[Description of the task] Using the entries that follow, count the lines containing the word "horizontal" and give that number by itself.

[Collected data entries]
-- START --

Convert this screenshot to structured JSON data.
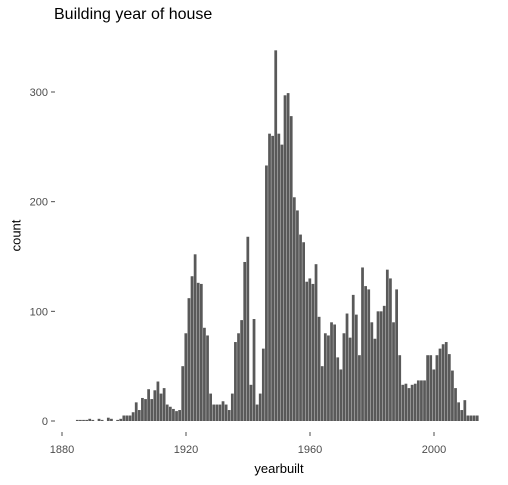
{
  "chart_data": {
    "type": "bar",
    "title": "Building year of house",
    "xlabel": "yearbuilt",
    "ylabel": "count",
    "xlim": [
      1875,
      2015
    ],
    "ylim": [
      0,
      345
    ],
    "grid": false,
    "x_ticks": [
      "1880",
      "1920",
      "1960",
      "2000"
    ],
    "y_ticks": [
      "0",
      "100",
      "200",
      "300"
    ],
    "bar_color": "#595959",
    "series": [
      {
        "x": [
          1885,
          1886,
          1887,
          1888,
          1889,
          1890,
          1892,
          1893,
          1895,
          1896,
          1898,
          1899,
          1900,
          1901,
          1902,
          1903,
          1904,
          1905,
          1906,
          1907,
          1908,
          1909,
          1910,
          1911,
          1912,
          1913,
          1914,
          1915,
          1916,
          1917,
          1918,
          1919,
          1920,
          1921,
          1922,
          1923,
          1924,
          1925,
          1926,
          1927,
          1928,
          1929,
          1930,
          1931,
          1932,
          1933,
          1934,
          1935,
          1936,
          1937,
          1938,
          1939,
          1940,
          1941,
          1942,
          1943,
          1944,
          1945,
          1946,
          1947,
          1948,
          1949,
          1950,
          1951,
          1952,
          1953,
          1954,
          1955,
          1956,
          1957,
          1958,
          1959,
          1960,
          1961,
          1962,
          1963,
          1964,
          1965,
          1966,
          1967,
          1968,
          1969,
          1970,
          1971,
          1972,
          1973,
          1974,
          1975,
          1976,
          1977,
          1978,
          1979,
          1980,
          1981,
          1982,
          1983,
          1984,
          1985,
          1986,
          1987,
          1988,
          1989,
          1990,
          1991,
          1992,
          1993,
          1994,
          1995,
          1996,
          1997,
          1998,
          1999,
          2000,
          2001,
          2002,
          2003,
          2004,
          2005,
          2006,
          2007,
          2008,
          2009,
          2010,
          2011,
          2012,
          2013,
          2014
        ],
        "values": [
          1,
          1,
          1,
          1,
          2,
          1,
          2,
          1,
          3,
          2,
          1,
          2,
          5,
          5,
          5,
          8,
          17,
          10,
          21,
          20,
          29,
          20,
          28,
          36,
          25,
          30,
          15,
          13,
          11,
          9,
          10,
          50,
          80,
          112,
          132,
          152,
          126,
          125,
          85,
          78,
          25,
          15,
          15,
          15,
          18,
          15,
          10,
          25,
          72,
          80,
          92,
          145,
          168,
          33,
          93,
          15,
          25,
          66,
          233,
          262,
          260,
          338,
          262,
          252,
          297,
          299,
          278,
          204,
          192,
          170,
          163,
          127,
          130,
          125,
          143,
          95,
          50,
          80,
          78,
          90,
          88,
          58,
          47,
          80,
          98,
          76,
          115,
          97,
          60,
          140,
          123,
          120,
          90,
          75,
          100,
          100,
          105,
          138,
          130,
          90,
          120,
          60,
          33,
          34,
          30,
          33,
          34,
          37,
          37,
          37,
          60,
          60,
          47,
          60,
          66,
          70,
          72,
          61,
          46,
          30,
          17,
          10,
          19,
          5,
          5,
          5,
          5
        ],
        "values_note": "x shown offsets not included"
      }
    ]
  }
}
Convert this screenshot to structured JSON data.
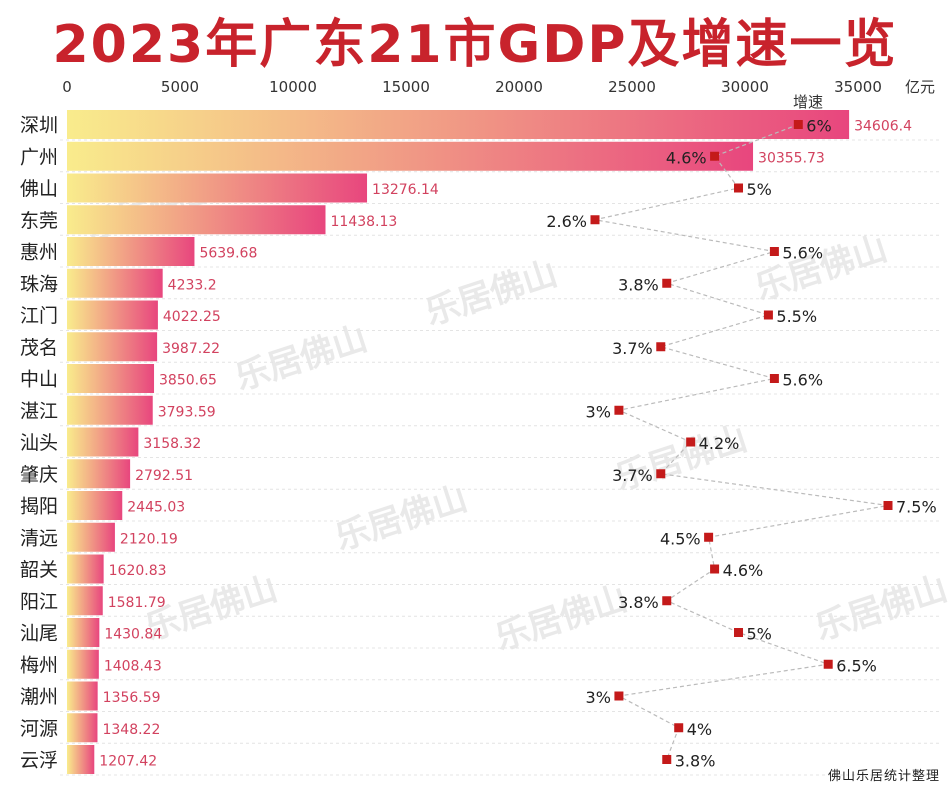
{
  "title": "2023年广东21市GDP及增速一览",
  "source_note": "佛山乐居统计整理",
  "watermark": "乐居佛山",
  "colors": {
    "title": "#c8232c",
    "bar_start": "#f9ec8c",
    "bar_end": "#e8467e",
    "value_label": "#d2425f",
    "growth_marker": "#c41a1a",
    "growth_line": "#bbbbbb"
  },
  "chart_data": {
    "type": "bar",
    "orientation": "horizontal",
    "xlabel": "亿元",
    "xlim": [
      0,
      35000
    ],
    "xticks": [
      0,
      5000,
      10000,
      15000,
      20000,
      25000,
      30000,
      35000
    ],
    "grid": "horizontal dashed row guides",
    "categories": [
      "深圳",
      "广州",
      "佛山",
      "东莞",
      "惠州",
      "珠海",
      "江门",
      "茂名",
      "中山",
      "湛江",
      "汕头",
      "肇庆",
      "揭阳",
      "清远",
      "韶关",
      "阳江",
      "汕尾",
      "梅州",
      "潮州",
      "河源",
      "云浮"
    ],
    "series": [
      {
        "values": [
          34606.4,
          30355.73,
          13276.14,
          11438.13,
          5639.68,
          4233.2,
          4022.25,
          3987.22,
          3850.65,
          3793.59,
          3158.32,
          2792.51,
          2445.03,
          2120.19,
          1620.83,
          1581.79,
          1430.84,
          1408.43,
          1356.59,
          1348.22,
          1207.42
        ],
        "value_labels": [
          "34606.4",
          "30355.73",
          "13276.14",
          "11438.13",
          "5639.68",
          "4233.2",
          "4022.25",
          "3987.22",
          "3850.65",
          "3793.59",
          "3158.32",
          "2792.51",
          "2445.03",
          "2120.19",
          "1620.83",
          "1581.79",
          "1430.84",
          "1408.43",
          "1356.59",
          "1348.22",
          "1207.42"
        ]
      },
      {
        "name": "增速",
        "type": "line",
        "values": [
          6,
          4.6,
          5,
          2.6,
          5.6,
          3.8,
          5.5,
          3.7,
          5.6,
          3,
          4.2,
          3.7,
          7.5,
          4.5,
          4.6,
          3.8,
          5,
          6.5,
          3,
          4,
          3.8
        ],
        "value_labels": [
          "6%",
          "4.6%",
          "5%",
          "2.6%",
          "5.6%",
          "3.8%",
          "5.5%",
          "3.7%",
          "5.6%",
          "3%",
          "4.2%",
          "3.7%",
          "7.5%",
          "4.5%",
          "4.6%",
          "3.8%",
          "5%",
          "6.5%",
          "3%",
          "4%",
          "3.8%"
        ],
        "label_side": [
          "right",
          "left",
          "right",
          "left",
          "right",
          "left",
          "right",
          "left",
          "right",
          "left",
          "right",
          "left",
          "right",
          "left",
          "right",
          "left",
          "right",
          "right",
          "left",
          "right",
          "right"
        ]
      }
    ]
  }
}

-- END --
-- START --

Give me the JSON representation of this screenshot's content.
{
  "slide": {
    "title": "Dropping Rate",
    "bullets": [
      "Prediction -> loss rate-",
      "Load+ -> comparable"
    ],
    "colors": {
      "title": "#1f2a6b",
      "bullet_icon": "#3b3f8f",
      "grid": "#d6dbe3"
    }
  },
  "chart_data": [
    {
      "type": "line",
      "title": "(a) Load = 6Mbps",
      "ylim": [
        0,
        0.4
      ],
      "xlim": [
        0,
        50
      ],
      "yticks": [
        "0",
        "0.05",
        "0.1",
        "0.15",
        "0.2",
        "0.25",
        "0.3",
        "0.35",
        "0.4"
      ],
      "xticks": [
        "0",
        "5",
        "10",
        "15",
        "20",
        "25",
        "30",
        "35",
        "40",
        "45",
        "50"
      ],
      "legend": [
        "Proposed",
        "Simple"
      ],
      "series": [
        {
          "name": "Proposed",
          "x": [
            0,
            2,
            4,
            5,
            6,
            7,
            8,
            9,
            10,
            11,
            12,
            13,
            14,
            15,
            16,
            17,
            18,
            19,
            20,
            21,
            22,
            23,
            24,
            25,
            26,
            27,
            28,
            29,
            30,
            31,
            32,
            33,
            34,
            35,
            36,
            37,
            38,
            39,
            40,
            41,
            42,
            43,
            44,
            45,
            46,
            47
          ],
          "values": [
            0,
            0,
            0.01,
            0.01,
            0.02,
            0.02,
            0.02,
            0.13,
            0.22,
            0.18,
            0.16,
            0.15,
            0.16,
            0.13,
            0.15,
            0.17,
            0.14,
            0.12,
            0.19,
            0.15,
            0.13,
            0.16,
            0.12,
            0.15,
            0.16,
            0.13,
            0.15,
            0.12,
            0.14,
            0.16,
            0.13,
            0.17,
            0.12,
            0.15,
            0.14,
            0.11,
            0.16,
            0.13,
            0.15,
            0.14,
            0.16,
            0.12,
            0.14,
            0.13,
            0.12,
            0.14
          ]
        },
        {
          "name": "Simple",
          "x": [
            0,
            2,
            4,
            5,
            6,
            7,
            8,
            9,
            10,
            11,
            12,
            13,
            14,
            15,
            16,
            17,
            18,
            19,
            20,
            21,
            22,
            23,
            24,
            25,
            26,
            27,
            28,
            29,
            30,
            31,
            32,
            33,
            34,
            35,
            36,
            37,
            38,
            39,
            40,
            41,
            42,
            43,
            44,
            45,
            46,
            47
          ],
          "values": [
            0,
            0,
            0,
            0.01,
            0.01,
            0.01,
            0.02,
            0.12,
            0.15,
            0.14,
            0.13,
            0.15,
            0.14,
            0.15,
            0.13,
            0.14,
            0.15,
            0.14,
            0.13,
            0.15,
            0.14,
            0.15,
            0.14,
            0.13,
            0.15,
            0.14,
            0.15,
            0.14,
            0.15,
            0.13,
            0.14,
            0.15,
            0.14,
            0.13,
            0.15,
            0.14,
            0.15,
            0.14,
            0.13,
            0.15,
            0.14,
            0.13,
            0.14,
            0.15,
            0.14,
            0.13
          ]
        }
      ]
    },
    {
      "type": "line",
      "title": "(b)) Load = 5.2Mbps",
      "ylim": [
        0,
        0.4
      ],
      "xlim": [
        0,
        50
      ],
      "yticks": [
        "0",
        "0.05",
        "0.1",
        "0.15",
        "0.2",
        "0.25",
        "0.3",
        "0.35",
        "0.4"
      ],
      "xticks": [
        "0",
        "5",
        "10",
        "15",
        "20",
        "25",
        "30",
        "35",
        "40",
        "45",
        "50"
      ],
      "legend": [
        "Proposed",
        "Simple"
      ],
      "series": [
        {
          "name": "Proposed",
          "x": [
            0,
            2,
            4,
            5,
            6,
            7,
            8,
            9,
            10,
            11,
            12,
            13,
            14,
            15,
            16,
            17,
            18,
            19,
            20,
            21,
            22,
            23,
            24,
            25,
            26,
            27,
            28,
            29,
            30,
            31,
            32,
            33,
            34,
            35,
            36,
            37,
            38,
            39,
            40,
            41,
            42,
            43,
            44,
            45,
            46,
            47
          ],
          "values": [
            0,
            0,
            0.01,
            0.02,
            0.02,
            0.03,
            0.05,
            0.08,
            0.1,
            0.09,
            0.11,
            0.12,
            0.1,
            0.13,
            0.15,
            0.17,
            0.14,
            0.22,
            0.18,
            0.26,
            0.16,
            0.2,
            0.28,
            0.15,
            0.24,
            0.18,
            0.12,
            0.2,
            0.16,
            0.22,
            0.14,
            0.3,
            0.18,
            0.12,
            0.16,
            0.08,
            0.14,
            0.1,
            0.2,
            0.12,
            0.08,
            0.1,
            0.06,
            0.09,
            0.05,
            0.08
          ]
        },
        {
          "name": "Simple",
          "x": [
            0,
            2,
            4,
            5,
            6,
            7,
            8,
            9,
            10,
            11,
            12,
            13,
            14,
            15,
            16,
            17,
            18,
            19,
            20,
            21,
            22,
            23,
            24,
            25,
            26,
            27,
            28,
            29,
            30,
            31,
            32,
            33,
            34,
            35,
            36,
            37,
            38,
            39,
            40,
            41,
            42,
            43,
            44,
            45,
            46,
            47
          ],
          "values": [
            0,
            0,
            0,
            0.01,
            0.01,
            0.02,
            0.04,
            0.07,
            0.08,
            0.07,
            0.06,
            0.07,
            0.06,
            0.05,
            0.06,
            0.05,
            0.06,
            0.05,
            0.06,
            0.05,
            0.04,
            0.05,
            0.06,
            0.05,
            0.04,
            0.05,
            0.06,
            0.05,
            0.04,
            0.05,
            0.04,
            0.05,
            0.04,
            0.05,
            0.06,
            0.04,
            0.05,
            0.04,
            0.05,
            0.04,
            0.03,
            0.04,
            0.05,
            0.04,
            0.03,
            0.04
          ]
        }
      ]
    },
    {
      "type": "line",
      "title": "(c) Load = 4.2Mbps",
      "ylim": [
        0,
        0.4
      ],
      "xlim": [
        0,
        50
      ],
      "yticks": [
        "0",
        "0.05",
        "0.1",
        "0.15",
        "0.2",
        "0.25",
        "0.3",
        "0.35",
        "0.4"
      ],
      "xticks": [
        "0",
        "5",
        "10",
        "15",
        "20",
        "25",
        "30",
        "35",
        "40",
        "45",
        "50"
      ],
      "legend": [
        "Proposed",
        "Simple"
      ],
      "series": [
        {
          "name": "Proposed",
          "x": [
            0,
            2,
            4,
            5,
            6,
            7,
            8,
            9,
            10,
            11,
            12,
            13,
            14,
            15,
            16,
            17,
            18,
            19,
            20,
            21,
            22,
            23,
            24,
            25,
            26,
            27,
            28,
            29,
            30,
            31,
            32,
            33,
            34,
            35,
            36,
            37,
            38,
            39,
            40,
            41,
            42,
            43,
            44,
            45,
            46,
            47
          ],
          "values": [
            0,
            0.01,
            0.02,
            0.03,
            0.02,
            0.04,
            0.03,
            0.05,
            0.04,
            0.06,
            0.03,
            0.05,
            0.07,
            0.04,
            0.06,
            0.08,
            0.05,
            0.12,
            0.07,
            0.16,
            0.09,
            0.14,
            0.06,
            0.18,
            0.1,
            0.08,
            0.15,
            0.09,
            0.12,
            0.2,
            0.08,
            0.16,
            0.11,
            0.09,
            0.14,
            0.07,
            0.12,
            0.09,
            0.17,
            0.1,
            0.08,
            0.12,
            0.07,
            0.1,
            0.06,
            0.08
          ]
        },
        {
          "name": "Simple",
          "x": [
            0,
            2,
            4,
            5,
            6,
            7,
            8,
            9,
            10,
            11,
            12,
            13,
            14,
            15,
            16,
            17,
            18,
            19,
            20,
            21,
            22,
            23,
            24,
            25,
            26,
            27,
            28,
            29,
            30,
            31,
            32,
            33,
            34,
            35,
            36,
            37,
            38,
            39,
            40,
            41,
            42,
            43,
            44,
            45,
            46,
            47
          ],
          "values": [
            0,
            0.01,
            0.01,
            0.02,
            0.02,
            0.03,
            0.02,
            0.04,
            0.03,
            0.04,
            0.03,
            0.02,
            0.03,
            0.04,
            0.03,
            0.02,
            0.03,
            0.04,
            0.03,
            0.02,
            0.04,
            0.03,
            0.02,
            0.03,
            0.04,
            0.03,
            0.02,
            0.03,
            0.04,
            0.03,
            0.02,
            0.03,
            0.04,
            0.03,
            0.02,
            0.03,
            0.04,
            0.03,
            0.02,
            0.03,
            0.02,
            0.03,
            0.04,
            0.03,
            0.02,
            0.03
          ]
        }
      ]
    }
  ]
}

-- END --

[Worked answer] 2